Stored data:
--------------------------------

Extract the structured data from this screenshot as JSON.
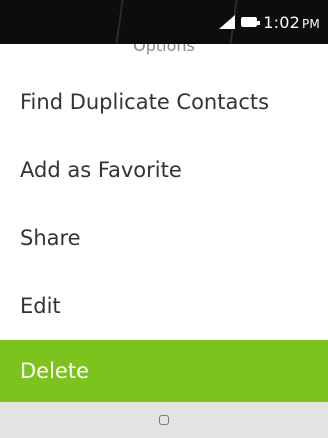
{
  "status_bar": {
    "time": "1:02",
    "ampm": "PM",
    "signal_icon": "signal-icon",
    "battery_icon": "battery-icon"
  },
  "header": {
    "title": "Options"
  },
  "menu": {
    "items": [
      {
        "label": "Find Duplicate Contacts",
        "selected": false
      },
      {
        "label": "Add as Favorite",
        "selected": false
      },
      {
        "label": "Share",
        "selected": false
      },
      {
        "label": "Edit",
        "selected": false
      },
      {
        "label": "Delete",
        "selected": true
      }
    ]
  },
  "softkeys": {
    "center_icon": "center-softkey-icon"
  },
  "colors": {
    "accent": "#7dc31e",
    "status_bar_bg": "#0d0d0d",
    "softkey_bg": "#e3e3e3"
  }
}
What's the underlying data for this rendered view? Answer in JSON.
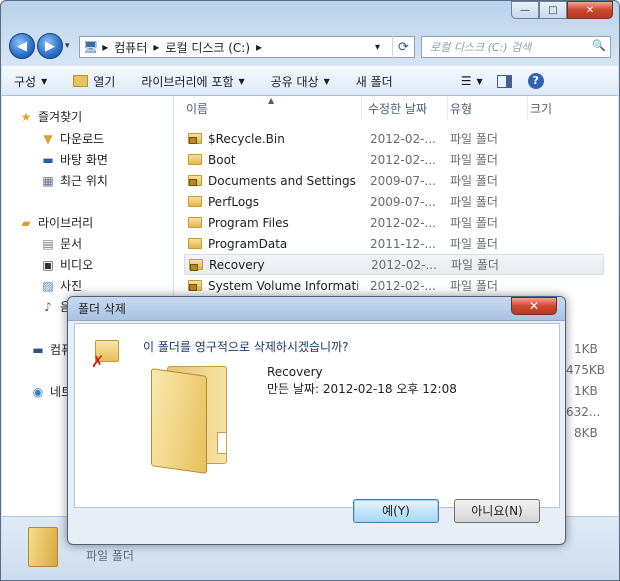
{
  "window": {
    "minimize_glyph": "—",
    "maximize_glyph": "□",
    "close_glyph": "✕"
  },
  "address": {
    "crumbs": [
      "▸",
      "컴퓨터",
      "▸",
      "로컬 디스크 (C:)",
      "▸"
    ],
    "dropdown_glyph": "▾",
    "refresh_glyph": "⟳"
  },
  "search": {
    "placeholder": "로컬 디스크 (C:) 검색",
    "icon": "search-icon"
  },
  "toolbar": {
    "organize": "구성",
    "open": "열기",
    "include_library": "라이브러리에 포함",
    "share_with": "공유 대상",
    "new_folder": "새 폴더"
  },
  "nav": {
    "favorites": "즐겨찾기",
    "downloads": "다운로드",
    "desktop": "바탕 화면",
    "recent": "최근 위치",
    "libraries": "라이브러리",
    "documents": "문서",
    "videos": "비디오",
    "pictures": "사진",
    "music": "음",
    "computer": "컴퓨",
    "network": "네트"
  },
  "columns": {
    "name": "이름",
    "modified": "수정한 날짜",
    "type": "유형",
    "size": "크기"
  },
  "files": [
    {
      "name": "$Recycle.Bin",
      "date": "2012-02-...",
      "type": "파일 폴더",
      "locked": true
    },
    {
      "name": "Boot",
      "date": "2012-02-...",
      "type": "파일 폴더",
      "locked": false
    },
    {
      "name": "Documents and Settings",
      "date": "2009-07-...",
      "type": "파일 폴더",
      "locked": true
    },
    {
      "name": "PerfLogs",
      "date": "2009-07-...",
      "type": "파일 폴더",
      "locked": false
    },
    {
      "name": "Program Files",
      "date": "2012-02-...",
      "type": "파일 폴더",
      "locked": false
    },
    {
      "name": "ProgramData",
      "date": "2011-12-...",
      "type": "파일 폴더",
      "locked": false
    },
    {
      "name": "Recovery",
      "date": "2012-02-...",
      "type": "파일 폴더",
      "locked": true
    },
    {
      "name": "System Volume Informati...",
      "date": "2012-02-...",
      "type": "파일 폴더",
      "locked": true
    }
  ],
  "partial_sizes": [
    "1KB",
    "475KB",
    "1KB",
    "632...",
    "8KB"
  ],
  "status": {
    "type_label": "파일 폴더"
  },
  "dialog": {
    "title": "폴더 삭제",
    "close_glyph": "✕",
    "question": "이 폴더를 영구적으로 삭제하시겠습니까?",
    "folder_name": "Recovery",
    "created": "만든 날짜: 2012-02-18 오후 12:08",
    "yes": "예(Y)",
    "no": "아니요(N)"
  }
}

--------------------------------

(TASK PROMPT)
Pull out every line of the entries that includes the word "Recovery".

(RESULT BELOW)
      "name": "Recovery",
    "folder_name": "Recovery",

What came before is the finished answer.